• DIRECTIVE
The records below are to be copied word for word, with every picture left out.

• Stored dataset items
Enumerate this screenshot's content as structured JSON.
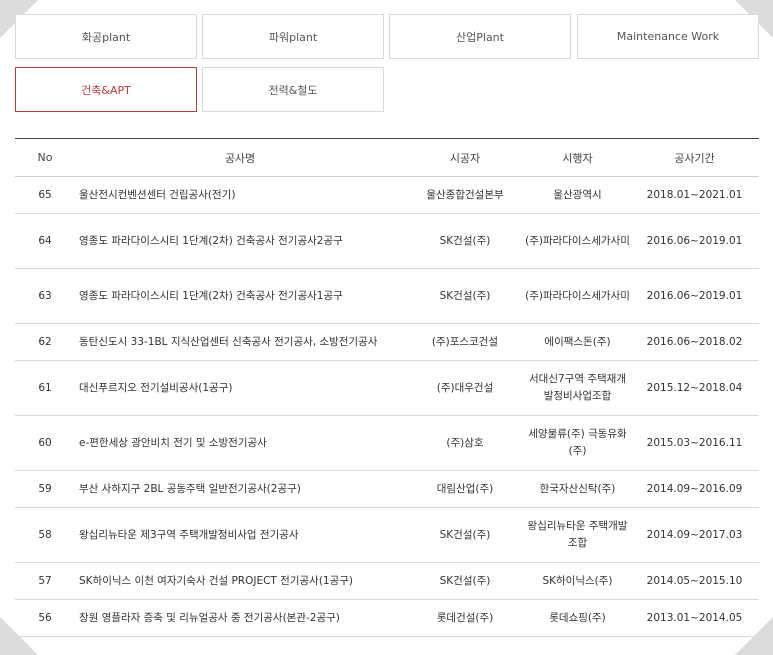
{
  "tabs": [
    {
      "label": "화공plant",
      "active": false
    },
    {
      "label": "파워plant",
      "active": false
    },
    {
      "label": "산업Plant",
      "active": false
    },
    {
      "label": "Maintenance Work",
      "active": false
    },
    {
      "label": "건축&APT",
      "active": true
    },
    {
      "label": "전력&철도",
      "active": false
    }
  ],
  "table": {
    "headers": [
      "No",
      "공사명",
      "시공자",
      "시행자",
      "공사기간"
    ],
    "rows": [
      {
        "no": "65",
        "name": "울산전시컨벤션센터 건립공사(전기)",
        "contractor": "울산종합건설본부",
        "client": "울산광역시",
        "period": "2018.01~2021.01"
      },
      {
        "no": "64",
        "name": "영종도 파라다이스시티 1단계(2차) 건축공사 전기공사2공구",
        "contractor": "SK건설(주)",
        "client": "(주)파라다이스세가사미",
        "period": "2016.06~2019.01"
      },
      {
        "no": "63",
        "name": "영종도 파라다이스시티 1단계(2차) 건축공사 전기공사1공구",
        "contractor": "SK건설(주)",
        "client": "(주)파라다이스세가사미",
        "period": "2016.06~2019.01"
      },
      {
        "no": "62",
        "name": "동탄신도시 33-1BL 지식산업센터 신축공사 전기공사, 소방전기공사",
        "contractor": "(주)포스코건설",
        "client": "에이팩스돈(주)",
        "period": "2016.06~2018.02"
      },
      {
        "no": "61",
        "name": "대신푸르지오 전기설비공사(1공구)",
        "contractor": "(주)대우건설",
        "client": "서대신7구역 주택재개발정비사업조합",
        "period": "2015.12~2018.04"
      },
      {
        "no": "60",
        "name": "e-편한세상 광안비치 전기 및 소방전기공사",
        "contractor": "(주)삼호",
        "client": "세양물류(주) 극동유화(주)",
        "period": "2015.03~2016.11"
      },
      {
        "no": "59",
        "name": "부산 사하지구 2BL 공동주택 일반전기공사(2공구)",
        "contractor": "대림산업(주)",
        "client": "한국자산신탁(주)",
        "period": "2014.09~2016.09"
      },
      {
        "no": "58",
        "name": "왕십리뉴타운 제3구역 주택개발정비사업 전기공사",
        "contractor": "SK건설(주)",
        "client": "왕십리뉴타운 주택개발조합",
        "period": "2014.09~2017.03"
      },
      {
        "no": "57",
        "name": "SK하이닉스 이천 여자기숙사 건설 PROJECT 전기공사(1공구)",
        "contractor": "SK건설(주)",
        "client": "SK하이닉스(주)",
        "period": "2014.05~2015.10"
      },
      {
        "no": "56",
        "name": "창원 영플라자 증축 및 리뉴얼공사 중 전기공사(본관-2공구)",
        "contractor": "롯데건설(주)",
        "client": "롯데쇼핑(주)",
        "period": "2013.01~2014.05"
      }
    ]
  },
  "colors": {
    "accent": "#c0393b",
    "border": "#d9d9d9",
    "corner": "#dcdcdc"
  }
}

• SOLUTION FOR THIS TASK
Enumerate this screenshot's content as structured JSON.
{
  "tabs": [
    {
      "label": "화공plant",
      "active": false
    },
    {
      "label": "파워plant",
      "active": false
    },
    {
      "label": "산업Plant",
      "active": false
    },
    {
      "label": "Maintenance Work",
      "active": false
    },
    {
      "label": "건축&APT",
      "active": true
    },
    {
      "label": "전력&철도",
      "active": false
    }
  ],
  "table": {
    "headers": [
      "No",
      "공사명",
      "시공자",
      "시행자",
      "공사기간"
    ],
    "rows": [
      {
        "no": "65",
        "name": "울산전시컨벤션센터 건립공사(전기)",
        "contractor": "울산종합건설본부",
        "client": "울산광역시",
        "period": "2018.01~2021.01"
      },
      {
        "no": "64",
        "name": "영종도 파라다이스시티 1단계(2차) 건축공사 전기공사2공구",
        "contractor": "SK건설(주)",
        "client": "(주)파라다이스세가사미",
        "period": "2016.06~2019.01"
      },
      {
        "no": "63",
        "name": "영종도 파라다이스시티 1단계(2차) 건축공사 전기공사1공구",
        "contractor": "SK건설(주)",
        "client": "(주)파라다이스세가사미",
        "period": "2016.06~2019.01"
      },
      {
        "no": "62",
        "name": "동탄신도시 33-1BL 지식산업센터 신축공사 전기공사, 소방전기공사",
        "contractor": "(주)포스코건설",
        "client": "에이팩스돈(주)",
        "period": "2016.06~2018.02"
      },
      {
        "no": "61",
        "name": "대신푸르지오 전기설비공사(1공구)",
        "contractor": "(주)대우건설",
        "client": "서대신7구역 주택재개발정비사업조합",
        "period": "2015.12~2018.04"
      },
      {
        "no": "60",
        "name": "e-편한세상 광안비치 전기 및 소방전기공사",
        "contractor": "(주)삼호",
        "client": "세양물류(주) 극동유화(주)",
        "period": "2015.03~2016.11"
      },
      {
        "no": "59",
        "name": "부산 사하지구 2BL 공동주택 일반전기공사(2공구)",
        "contractor": "대림산업(주)",
        "client": "한국자산신탁(주)",
        "period": "2014.09~2016.09"
      },
      {
        "no": "58",
        "name": "왕십리뉴타운 제3구역 주택개발정비사업 전기공사",
        "contractor": "SK건설(주)",
        "client": "왕십리뉴타운 주택개발조합",
        "period": "2014.09~2017.03"
      },
      {
        "no": "57",
        "name": "SK하이닉스 이천 여자기숙사 건설 PROJECT 전기공사(1공구)",
        "contractor": "SK건설(주)",
        "client": "SK하이닉스(주)",
        "period": "2014.05~2015.10"
      },
      {
        "no": "56",
        "name": "창원 영플라자 증축 및 리뉴얼공사 중 전기공사(본관-2공구)",
        "contractor": "롯데건설(주)",
        "client": "롯데쇼핑(주)",
        "period": "2013.01~2014.05"
      }
    ]
  },
  "colors": {
    "accent": "#c0393b",
    "border": "#d9d9d9",
    "corner": "#dcdcdc"
  }
}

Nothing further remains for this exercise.